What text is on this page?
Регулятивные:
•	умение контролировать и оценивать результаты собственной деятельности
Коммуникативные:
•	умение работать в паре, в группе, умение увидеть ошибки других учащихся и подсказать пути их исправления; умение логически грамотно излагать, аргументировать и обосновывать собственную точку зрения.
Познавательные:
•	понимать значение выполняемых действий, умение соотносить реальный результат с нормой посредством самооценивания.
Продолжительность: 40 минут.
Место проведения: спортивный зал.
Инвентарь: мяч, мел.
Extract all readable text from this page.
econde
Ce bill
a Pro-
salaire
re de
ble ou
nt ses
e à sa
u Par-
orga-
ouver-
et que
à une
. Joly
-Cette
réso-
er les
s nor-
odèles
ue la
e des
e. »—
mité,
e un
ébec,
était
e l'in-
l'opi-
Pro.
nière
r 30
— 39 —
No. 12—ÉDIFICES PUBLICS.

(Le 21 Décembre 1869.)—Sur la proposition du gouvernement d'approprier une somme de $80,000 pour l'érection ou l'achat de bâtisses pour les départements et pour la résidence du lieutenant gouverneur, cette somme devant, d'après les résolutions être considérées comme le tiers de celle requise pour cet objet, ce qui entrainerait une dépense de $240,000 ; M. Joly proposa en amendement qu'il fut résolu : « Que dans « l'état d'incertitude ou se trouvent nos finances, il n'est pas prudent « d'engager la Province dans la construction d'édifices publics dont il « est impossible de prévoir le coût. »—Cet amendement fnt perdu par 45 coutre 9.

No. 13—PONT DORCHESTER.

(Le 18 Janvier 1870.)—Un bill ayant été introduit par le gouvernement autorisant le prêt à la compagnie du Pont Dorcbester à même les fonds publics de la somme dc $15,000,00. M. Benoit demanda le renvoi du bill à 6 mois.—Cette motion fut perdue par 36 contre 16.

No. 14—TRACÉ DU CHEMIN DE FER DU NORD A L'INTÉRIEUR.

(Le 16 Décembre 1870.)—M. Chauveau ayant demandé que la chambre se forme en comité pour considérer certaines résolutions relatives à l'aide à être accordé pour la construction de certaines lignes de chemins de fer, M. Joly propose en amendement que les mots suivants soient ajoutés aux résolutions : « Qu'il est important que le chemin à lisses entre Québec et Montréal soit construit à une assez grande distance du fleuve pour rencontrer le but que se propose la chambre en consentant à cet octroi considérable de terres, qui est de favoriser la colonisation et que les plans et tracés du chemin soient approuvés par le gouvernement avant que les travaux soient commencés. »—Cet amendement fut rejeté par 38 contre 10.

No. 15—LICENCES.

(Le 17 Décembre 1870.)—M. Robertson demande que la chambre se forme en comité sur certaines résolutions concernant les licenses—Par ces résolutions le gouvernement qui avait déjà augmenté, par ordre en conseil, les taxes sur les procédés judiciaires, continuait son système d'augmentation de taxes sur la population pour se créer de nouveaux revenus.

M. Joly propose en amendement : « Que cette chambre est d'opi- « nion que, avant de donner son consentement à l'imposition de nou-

★ ★ ★ ★ ★

** INSTRUCTIONS FOR THE TASK **
Please quote every record above exactly as it appears.

** ANSWER TO THIS TASK **
What text is on this page?
Регулятивные:
•	умение контролировать и оценивать результаты собственной деятельности
Коммуникативные:
•	умение работать в паре, в группе, умение увидеть ошибки других учащихся и подсказать пути их исправления; умение логически грамотно излагать, аргументировать и обосновывать собственную точку зрения.
Познавательные:
•	понимать значение выполняемых действий, умение соотносить реальный результат с нормой посредством самооценивания.
Продолжительность: 40 минут.
Место проведения: спортивный зал.
Инвентарь: мяч, мел.
Extract all readable text from this page.
econde
Ce bill
a Pro-
salaire
re de
ble ou
nt ses
e à sa
u Par-
orga-
ouver-
et que
à une
. Joly
-Cette
réso-
er les
s nor-
odèles
ue la
e des
e. »—
mité,
e un
ébec,
était
e l'in-
l'opi-
Pro.
nière
r 30
— 39 —
No. 12—ÉDIFICES PUBLICS.

(Le 21 Décembre 1869.)—Sur la proposition du gouvernement d'approprier une somme de $80,000 pour l'érection ou l'achat de bâtisses pour les départements et pour la résidence du lieutenant gouverneur, cette somme devant, d'après les résolutions être considérées comme le tiers de celle requise pour cet objet, ce qui entrainerait une dépense de $240,000 ; M. Joly proposa en amendement qu'il fut résolu : « Que dans « l'état d'incertitude ou se trouvent nos finances, il n'est pas prudent « d'engager la Province dans la construction d'édifices publics dont il « est impossible de prévoir le coût. »—Cet amendement fnt perdu par 45 coutre 9.

No. 13—PONT DORCHESTER.

(Le 18 Janvier 1870.)—Un bill ayant été introduit par le gouvernement autorisant le prêt à la compagnie du Pont Dorcbester à même les fonds publics de la somme dc $15,000,00. M. Benoit demanda le renvoi du bill à 6 mois.—Cette motion fut perdue par 36 contre 16.

No. 14—TRACÉ DU CHEMIN DE FER DU NORD A L'INTÉRIEUR.

(Le 16 Décembre 1870.)—M. Chauveau ayant demandé que la chambre se forme en comité pour considérer certaines résolutions relatives à l'aide à être accordé pour la construction de certaines lignes de chemins de fer, M. Joly propose en amendement que les mots suivants soient ajoutés aux résolutions : « Qu'il est important que le chemin à lisses entre Québec et Montréal soit construit à une assez grande distance du fleuve pour rencontrer le but que se propose la chambre en consentant à cet octroi considérable de terres, qui est de favoriser la colonisation et que les plans et tracés du chemin soient approuvés par le gouvernement avant que les travaux soient commencés. »—Cet amendement fut rejeté par 38 contre 10.

No. 15—LICENCES.

(Le 17 Décembre 1870.)—M. Robertson demande que la chambre se forme en comité sur certaines résolutions concernant les licenses—Par ces résolutions le gouvernement qui avait déjà augmenté, par ordre en conseil, les taxes sur les procédés judiciaires, continuait son système d'augmentation de taxes sur la population pour se créer de nouveaux revenus.

M. Joly propose en amendement : « Que cette chambre est d'opi- « nion que, avant de donner son consentement à l'imposition de nou-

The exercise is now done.